Long after he had established himself as one of America’s leading businessmen, as well as history’s greatest steelmaker, Andrew Carnegie reflected that “We all live in the richest and freest country in the world, where no man is limited except by his own mental attitude and his own desires.”

At the time — a decade or so before the First World War — Carnegie’s attitude was nearly universal. In America, anyone could carve out a better life for himself if he worked hard. Today, Carnegie’s attitude is considered almost quaint.

Opportunity? Why, opportunity is a rare thing, and those Americans not lucky enough to be born with it should be given it at other people’s expense. Whether it’s an education, a job, a house, or a grant, opportunity is seen as something that others have to provide you with. If you don’t succeed, it’s not because you failed to capitalize on plentiful opportunities. It’s because you just weren’t one of the fortunate few.

Carnegie would have bristled. “My men began in exactly the same station in life which I occupied a few years ago,” Carnegie once observed. “They have had the same privileges for personal advancement that I had.”

It’s hard to imagine anyone beginning in a lower station. Carnegie had arrived in America, a twelve-year-old Scottish immigrant. With barely a penny to his family’s name, and with only five years of formal education behind him (“Lack of schooling is no valid excuse for failure; neither is an exhaustive schooling a guarantee of success,” he would later say), young Andrew went to work at a textile mill, twelve hours a day, for $1.20 a week.

It wasn’t much, but it was enough. The job gave Carnegie the opportunity to learn and to demonstrate his dedication to hard work. Very quickly he moved on and up: less than a year later he had secured a position at O’Reilly’s Telegraph Company, starting at more than twice what he had earned at the mill.

It was there that Carnegie’s rise began in earnest — not through some “lucky break” but through the habit Carnegie would later refer to as “going the extra mile.” Carnegie, still working incredibly long days, began going to work early in order to learn how to send and receive telegraph messages. He worked so hard at it that he could eventually take telegraph messages by ear rather than by transcribing the Morse code — a feat only two other people in America could perform.

**Material:**
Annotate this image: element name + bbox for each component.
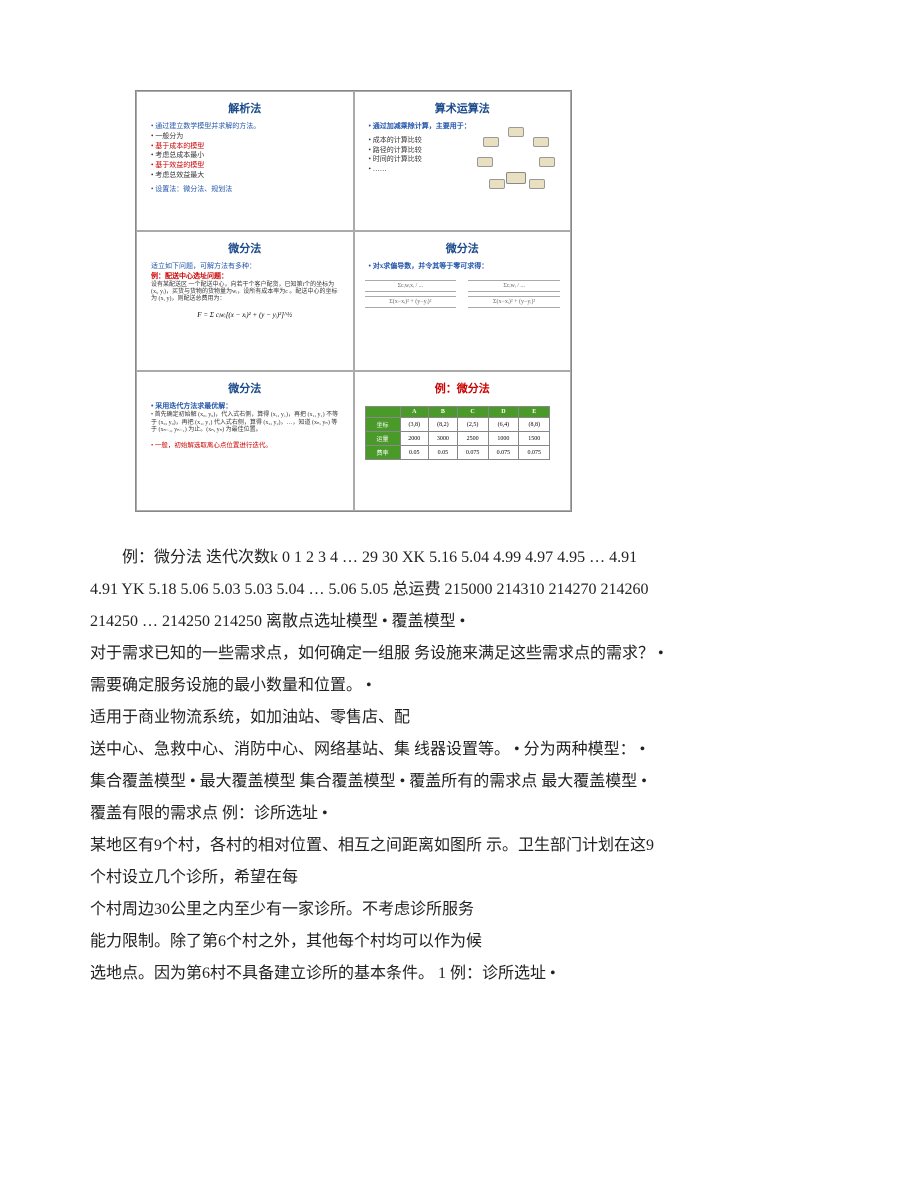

**Exercise description:**
Please answer these questions from the passage about Andrew Carnegie:
1. How old was Carnegie when he arrived in America?
2. What was his weekly pay at the textile mill?
3. How many other people in America could take telegraph messages by ear?

**Correct answer:**
1. Twelve years old.
2. $1.20 a week.
3. Two.